Input material –
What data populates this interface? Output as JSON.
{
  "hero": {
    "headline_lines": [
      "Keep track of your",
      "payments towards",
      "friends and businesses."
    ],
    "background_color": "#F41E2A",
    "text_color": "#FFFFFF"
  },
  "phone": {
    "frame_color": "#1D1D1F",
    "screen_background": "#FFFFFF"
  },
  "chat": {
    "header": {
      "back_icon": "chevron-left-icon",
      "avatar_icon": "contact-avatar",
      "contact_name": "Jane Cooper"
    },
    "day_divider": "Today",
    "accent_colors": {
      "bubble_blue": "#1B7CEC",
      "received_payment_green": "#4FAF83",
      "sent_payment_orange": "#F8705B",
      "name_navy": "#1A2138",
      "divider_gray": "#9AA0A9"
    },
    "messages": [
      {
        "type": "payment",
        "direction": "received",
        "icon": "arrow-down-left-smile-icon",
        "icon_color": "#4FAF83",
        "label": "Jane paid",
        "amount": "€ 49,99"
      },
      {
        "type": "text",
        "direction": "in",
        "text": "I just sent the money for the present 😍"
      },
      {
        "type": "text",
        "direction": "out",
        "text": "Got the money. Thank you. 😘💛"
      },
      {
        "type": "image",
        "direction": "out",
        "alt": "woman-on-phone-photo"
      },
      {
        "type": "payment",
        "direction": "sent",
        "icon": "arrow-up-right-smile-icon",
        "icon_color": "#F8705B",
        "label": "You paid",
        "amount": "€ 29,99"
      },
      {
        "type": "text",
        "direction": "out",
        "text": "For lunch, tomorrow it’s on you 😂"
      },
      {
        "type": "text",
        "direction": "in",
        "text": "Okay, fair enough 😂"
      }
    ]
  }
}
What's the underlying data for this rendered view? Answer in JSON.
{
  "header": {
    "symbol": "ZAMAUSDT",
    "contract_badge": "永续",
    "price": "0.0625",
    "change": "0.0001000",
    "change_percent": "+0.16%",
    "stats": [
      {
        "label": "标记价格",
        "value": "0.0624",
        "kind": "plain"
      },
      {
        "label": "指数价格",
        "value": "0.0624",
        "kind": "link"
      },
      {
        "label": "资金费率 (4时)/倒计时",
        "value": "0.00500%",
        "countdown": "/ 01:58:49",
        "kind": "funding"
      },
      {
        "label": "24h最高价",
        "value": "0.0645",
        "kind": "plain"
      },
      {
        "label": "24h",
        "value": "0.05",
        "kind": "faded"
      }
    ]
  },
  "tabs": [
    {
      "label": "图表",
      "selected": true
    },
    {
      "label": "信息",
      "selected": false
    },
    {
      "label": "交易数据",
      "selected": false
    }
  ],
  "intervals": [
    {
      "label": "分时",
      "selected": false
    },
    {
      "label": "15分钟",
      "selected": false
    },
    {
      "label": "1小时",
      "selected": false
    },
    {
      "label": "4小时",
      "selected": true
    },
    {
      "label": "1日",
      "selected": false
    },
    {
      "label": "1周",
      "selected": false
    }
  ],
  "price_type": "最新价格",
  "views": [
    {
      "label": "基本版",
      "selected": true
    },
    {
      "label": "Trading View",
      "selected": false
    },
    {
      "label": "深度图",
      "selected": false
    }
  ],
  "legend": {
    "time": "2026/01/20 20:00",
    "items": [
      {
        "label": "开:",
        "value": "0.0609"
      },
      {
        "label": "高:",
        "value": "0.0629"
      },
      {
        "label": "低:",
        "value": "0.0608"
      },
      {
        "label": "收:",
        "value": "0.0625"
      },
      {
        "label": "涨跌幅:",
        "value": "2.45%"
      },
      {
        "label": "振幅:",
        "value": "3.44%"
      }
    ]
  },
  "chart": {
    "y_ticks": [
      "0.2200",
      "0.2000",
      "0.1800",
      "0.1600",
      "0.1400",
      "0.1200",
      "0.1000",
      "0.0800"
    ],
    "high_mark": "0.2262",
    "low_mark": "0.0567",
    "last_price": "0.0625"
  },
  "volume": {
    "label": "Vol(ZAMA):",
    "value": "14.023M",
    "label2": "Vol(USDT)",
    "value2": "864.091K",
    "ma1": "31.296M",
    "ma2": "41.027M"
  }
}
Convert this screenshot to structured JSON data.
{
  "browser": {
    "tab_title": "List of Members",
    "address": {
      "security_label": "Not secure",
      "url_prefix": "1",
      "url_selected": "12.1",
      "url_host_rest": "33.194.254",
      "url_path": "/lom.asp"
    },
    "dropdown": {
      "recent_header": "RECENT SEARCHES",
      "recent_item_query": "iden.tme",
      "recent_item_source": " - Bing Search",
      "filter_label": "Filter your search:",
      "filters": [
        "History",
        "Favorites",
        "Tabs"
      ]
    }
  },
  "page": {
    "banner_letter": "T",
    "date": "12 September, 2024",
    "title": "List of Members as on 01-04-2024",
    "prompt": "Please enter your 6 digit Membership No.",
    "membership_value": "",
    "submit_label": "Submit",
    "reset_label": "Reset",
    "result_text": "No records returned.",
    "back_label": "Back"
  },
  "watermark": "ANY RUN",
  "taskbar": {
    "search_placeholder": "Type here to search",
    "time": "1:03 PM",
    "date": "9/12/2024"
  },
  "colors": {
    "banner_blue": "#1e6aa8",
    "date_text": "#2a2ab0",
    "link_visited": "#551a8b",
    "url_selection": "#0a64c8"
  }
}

Stated task – Identify every line where the string "FFFFFF" appears.

Exercise solution –
    "text_color": "#FFFFFF"
    "screen_background": "#FFFFFF"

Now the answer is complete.